* Start INPUT DATA *

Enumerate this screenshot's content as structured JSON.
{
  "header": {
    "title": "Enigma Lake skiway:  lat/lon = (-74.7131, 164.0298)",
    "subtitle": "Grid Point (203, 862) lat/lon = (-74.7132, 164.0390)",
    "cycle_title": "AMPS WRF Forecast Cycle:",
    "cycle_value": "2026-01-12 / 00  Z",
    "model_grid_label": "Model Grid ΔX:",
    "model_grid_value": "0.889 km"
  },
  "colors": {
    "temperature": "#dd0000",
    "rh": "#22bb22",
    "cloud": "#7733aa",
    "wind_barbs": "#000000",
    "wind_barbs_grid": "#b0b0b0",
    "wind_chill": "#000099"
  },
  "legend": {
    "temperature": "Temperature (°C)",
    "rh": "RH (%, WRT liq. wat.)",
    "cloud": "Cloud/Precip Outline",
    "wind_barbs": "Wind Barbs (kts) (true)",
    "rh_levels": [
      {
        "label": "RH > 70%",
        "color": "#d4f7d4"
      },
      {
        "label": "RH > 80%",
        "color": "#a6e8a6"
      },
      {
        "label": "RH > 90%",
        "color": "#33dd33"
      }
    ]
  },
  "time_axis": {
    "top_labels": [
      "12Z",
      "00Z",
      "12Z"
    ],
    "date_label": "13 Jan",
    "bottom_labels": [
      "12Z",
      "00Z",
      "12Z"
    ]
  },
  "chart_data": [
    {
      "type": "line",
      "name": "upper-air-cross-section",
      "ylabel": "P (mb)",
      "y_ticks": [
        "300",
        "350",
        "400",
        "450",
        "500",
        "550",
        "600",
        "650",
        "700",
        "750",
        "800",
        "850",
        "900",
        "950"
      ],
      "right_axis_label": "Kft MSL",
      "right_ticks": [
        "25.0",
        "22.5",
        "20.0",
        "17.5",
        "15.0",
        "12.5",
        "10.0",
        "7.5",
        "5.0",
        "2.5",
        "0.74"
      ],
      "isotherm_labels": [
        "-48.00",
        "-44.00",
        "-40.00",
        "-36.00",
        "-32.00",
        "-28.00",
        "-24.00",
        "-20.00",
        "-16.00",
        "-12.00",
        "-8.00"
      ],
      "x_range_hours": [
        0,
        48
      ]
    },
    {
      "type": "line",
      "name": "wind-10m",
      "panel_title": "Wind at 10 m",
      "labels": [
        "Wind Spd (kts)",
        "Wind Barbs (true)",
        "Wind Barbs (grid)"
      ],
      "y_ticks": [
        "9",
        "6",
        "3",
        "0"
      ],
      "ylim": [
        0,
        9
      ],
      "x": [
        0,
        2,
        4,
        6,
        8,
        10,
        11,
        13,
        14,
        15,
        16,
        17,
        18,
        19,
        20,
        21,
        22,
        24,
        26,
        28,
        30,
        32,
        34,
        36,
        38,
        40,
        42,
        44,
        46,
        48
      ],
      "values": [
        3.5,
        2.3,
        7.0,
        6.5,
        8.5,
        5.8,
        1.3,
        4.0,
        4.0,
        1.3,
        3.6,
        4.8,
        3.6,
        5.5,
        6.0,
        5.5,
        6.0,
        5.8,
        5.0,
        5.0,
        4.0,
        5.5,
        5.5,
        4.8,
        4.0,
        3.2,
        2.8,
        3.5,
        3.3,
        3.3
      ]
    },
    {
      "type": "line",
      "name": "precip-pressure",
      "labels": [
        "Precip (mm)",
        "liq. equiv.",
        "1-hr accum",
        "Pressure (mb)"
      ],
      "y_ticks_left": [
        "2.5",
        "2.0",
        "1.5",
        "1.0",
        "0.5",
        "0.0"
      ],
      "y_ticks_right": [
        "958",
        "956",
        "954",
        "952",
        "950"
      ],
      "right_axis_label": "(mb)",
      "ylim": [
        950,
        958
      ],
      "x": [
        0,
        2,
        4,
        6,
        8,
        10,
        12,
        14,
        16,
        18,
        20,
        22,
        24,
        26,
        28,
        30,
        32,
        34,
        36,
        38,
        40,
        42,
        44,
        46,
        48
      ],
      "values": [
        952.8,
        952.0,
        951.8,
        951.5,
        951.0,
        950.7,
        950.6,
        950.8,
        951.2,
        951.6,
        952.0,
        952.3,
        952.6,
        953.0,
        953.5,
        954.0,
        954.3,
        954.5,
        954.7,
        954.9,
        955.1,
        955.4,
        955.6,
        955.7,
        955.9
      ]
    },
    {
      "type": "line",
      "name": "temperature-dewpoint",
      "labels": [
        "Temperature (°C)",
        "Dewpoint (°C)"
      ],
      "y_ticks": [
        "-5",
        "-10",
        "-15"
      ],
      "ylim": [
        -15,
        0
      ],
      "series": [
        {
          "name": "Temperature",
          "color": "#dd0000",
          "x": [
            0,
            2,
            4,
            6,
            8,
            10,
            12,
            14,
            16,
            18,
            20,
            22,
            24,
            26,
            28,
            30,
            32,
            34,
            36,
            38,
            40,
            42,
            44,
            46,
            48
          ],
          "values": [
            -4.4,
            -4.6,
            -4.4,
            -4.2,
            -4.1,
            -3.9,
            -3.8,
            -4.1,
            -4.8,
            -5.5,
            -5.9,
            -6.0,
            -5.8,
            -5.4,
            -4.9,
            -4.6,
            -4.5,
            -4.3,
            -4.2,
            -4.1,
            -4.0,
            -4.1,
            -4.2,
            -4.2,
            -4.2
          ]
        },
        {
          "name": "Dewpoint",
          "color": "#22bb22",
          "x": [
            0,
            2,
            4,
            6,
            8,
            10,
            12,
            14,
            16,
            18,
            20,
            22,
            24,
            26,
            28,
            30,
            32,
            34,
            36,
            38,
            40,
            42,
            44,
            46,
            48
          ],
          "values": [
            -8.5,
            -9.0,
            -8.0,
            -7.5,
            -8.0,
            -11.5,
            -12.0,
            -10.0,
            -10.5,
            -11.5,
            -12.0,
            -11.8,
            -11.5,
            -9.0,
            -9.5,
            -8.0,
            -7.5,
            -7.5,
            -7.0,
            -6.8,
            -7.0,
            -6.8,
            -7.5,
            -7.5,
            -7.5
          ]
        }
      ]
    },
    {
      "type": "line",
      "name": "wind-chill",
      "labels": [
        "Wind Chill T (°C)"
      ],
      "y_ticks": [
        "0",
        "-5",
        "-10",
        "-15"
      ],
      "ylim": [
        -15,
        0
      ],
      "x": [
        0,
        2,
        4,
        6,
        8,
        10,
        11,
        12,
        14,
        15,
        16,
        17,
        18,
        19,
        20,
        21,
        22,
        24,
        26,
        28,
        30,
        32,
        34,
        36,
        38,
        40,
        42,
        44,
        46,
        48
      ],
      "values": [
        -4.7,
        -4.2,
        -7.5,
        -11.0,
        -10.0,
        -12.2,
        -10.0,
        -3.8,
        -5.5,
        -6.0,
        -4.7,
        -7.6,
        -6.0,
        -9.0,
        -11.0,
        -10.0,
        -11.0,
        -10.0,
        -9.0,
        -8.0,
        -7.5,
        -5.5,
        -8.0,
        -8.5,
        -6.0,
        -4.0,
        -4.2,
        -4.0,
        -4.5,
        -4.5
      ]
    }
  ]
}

* End INPUT DATA *

● **TASK PROMPT**
Scan the lines for the string "name". Pick out every line that has it.

● **COMPLETED EXERCISE**
      "name": "upper-air-cross-section",
      "name": "wind-10m",
      "name": "precip-pressure",
      "name": "temperature-dewpoint",
          "name": "Temperature",
          "name": "Dewpoint",
      "name": "wind-chill",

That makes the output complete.